### Exercise brief
Output each entry that follows exactly. Images stay out.

### Excerpted records
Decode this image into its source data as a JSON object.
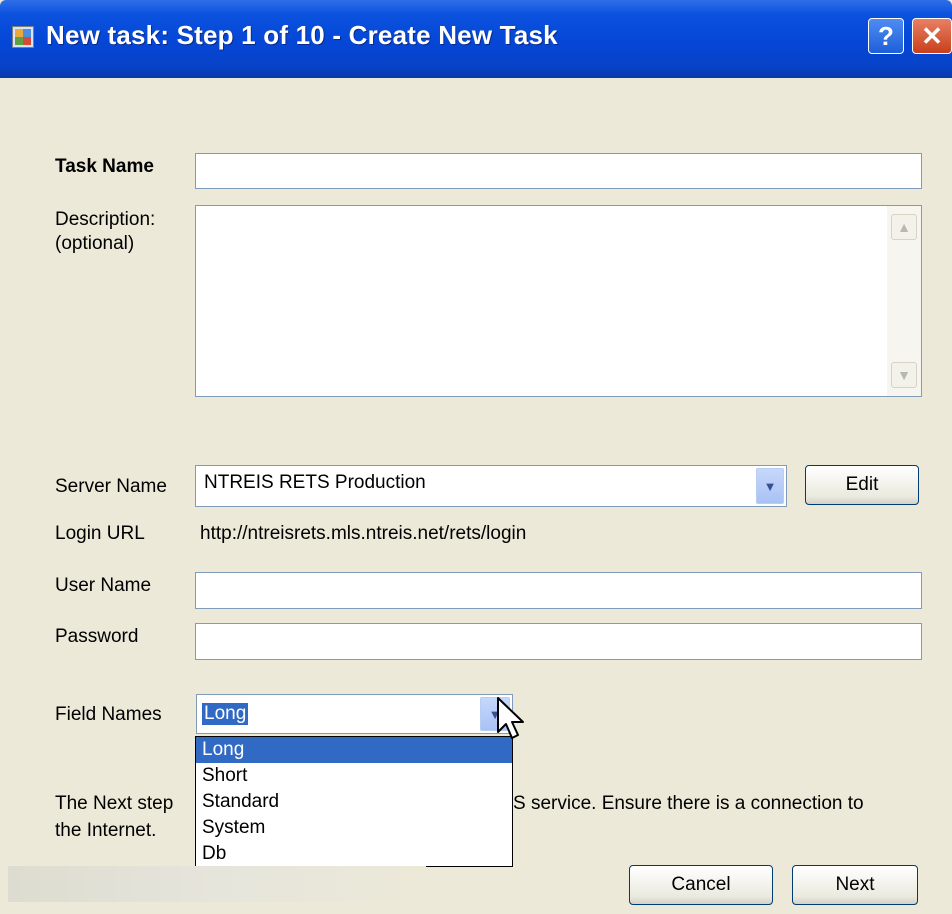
{
  "window": {
    "title": "New task: Step 1 of 10 - Create New Task",
    "help_glyph": "?",
    "close_glyph": "✕"
  },
  "form": {
    "task_name": {
      "label": "Task Name",
      "value": ""
    },
    "description": {
      "label_line1": "Description:",
      "label_line2": "(optional)",
      "value": ""
    },
    "server_name": {
      "label": "Server Name",
      "value": "NTREIS RETS Production",
      "edit_label": "Edit"
    },
    "login_url": {
      "label": "Login URL",
      "value": "http://ntreisrets.mls.ntreis.net/rets/login"
    },
    "user_name": {
      "label": "User Name",
      "value": ""
    },
    "password": {
      "label": "Password",
      "value": ""
    },
    "field_names": {
      "label": "Field Names",
      "selected": "Long",
      "options": [
        "Long",
        "Short",
        "Standard",
        "System",
        "Db"
      ]
    }
  },
  "info": {
    "line1_start": "The Next step",
    "line1_end": "S service. Ensure there is a connection to",
    "line2": "the Internet."
  },
  "buttons": {
    "cancel": "Cancel",
    "next": "Next"
  },
  "colors": {
    "titlebar": "#0546d6",
    "selection": "#316ac5",
    "dialog_bg": "#ece9d8"
  }
}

### Result below
Decode this image into its source data as a JSON object.
{
  "window": {
    "title": "New task: Step 1 of 10 - Create New Task",
    "help_glyph": "?",
    "close_glyph": "✕"
  },
  "form": {
    "task_name": {
      "label": "Task Name",
      "value": ""
    },
    "description": {
      "label_line1": "Description:",
      "label_line2": "(optional)",
      "value": ""
    },
    "server_name": {
      "label": "Server Name",
      "value": "NTREIS RETS Production",
      "edit_label": "Edit"
    },
    "login_url": {
      "label": "Login URL",
      "value": "http://ntreisrets.mls.ntreis.net/rets/login"
    },
    "user_name": {
      "label": "User Name",
      "value": ""
    },
    "password": {
      "label": "Password",
      "value": ""
    },
    "field_names": {
      "label": "Field Names",
      "selected": "Long",
      "options": [
        "Long",
        "Short",
        "Standard",
        "System",
        "Db"
      ]
    }
  },
  "info": {
    "line1_start": "The Next step",
    "line1_end": "S service. Ensure there is a connection to",
    "line2": "the Internet."
  },
  "buttons": {
    "cancel": "Cancel",
    "next": "Next"
  },
  "colors": {
    "titlebar": "#0546d6",
    "selection": "#316ac5",
    "dialog_bg": "#ece9d8"
  }
}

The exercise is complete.